▶ [Required task]:
Identify each line below containing the string "nice" and copy it.

▶ [Input for this task]:
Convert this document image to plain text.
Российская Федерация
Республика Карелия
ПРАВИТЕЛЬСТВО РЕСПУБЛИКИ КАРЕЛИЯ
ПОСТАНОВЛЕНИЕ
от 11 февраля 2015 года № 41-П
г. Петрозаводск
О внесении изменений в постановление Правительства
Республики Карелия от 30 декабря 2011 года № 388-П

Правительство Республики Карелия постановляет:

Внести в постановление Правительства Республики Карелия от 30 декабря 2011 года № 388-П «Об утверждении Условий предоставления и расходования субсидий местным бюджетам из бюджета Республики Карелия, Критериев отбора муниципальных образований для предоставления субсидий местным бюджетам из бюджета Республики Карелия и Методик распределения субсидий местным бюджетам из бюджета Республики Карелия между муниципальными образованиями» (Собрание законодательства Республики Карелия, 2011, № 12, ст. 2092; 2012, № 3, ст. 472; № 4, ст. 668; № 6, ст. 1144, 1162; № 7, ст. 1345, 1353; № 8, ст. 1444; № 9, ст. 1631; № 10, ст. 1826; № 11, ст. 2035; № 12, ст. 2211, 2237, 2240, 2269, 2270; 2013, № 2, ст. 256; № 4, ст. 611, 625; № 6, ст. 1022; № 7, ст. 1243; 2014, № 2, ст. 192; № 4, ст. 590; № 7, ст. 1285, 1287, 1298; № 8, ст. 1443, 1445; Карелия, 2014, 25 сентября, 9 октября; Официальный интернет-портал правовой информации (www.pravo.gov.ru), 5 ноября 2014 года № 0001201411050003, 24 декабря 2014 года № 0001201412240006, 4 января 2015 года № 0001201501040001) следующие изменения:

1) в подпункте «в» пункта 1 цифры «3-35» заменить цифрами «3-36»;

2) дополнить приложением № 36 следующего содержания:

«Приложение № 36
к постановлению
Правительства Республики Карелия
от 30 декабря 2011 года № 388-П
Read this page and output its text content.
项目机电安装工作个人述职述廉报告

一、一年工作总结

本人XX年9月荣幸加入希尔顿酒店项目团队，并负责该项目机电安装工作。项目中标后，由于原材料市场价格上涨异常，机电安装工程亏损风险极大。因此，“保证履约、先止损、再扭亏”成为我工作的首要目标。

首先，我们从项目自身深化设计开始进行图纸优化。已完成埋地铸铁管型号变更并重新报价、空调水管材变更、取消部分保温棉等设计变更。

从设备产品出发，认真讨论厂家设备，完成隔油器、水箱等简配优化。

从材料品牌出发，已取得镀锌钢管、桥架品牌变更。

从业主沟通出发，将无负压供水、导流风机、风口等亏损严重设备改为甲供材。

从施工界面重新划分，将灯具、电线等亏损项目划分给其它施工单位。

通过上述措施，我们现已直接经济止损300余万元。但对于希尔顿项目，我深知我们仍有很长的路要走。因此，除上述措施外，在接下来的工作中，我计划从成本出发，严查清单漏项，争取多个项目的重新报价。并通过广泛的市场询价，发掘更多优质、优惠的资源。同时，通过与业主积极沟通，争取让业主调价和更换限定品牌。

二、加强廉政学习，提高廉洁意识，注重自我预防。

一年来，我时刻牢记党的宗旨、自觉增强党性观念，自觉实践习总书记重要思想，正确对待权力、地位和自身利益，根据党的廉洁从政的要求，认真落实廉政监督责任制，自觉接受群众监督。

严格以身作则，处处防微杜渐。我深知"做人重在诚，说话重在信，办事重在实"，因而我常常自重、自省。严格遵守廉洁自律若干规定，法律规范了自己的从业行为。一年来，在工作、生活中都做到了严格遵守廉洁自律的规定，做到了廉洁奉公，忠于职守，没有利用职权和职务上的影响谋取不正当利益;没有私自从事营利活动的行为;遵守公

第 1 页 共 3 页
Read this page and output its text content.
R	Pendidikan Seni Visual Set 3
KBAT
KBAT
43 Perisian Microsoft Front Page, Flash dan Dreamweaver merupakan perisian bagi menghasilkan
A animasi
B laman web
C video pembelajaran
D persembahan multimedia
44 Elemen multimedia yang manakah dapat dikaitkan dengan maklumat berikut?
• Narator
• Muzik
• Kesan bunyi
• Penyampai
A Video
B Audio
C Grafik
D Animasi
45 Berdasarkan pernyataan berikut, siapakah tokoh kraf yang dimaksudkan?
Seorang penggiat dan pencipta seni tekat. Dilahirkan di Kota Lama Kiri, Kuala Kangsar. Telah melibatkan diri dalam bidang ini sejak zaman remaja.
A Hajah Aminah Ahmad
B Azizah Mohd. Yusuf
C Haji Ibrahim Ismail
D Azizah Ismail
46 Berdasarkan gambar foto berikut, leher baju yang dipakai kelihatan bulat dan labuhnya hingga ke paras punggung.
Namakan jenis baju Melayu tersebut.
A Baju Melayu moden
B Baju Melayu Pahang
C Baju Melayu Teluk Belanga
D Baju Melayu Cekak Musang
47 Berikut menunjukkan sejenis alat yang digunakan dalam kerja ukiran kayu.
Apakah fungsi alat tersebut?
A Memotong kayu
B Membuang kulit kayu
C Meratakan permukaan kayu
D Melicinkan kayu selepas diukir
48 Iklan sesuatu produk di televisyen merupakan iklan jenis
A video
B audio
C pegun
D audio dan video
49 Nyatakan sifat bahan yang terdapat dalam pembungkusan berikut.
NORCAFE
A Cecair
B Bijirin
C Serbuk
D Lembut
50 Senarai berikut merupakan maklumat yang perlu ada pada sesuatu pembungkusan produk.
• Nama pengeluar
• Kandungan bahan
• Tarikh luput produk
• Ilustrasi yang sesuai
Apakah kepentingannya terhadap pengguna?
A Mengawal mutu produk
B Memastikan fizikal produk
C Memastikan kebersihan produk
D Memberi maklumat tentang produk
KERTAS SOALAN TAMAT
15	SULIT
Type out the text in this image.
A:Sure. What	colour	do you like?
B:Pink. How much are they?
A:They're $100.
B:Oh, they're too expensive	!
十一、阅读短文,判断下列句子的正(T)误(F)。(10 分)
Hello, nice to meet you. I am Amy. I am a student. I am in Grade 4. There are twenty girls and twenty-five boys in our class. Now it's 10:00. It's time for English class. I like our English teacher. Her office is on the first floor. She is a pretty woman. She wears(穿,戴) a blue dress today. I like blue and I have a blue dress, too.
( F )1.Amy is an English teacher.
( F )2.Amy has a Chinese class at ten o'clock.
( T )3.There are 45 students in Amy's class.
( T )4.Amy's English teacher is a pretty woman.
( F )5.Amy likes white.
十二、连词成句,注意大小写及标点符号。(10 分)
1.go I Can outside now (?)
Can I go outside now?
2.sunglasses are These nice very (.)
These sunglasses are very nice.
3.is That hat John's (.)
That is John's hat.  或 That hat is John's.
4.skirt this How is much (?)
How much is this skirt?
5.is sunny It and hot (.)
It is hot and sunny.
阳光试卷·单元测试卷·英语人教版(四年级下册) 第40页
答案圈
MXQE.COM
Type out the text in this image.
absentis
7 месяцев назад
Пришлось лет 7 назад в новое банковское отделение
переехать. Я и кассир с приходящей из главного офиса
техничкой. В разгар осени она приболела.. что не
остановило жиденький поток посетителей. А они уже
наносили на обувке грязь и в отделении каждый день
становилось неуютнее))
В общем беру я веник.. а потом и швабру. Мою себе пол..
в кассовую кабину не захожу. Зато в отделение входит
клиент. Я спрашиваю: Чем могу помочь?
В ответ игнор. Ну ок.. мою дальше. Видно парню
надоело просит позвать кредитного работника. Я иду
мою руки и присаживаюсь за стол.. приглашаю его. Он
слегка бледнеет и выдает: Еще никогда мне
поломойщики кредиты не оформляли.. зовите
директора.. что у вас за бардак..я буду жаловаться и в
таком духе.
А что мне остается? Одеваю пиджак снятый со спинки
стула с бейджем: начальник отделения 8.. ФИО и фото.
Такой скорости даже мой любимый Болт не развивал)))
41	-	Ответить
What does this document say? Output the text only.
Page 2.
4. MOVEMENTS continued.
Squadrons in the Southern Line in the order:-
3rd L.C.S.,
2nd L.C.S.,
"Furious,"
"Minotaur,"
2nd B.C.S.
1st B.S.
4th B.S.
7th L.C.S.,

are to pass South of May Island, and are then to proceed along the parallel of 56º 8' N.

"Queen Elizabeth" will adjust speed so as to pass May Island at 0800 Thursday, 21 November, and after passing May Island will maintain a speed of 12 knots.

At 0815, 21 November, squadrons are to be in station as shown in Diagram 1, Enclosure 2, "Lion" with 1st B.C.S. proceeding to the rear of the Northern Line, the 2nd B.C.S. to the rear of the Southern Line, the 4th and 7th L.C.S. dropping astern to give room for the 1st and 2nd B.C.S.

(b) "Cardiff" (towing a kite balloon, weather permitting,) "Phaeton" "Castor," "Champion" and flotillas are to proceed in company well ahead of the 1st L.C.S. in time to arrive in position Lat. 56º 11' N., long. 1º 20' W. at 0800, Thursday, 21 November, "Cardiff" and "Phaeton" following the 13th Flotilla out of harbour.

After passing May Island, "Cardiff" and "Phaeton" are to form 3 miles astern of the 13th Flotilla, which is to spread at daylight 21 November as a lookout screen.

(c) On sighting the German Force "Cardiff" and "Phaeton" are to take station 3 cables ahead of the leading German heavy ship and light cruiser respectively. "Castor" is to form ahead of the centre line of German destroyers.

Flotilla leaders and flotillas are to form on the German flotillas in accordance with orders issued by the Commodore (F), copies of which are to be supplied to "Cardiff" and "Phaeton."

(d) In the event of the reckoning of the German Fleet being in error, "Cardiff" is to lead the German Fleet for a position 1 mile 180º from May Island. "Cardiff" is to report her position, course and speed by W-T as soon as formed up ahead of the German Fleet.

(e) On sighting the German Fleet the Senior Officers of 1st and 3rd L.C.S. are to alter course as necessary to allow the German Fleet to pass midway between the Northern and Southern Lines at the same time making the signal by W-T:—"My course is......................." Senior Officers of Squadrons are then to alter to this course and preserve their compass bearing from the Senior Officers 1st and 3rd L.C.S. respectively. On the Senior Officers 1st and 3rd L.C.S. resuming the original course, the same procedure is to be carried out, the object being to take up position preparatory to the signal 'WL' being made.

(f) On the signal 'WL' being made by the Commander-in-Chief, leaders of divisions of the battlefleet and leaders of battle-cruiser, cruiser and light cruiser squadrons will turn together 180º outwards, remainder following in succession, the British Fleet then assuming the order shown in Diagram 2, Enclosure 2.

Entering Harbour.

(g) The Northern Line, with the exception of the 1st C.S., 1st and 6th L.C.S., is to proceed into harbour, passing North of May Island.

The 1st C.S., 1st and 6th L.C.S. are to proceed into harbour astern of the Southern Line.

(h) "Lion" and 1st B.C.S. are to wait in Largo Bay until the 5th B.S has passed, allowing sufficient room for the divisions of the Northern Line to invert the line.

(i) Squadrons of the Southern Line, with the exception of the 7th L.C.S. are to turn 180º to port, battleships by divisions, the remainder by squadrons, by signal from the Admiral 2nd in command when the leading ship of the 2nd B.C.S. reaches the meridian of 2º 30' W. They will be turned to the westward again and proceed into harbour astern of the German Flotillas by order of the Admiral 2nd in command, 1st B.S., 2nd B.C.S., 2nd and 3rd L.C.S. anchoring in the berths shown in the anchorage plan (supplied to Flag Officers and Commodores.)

▶ [The answer]:
Hello, nice to meet you. I am Amy. I am a student. I am in Grade 4. There are twenty girls and twenty-five boys in our class. Now it's 10:00. It's time for English class. I like our English teacher. Her office is on the first floor. She is a pretty woman. She wears(穿,戴) a blue dress today. I like blue and I have a blue dress, too.
2.sunglasses are These nice very (.)
These sunglasses are very nice.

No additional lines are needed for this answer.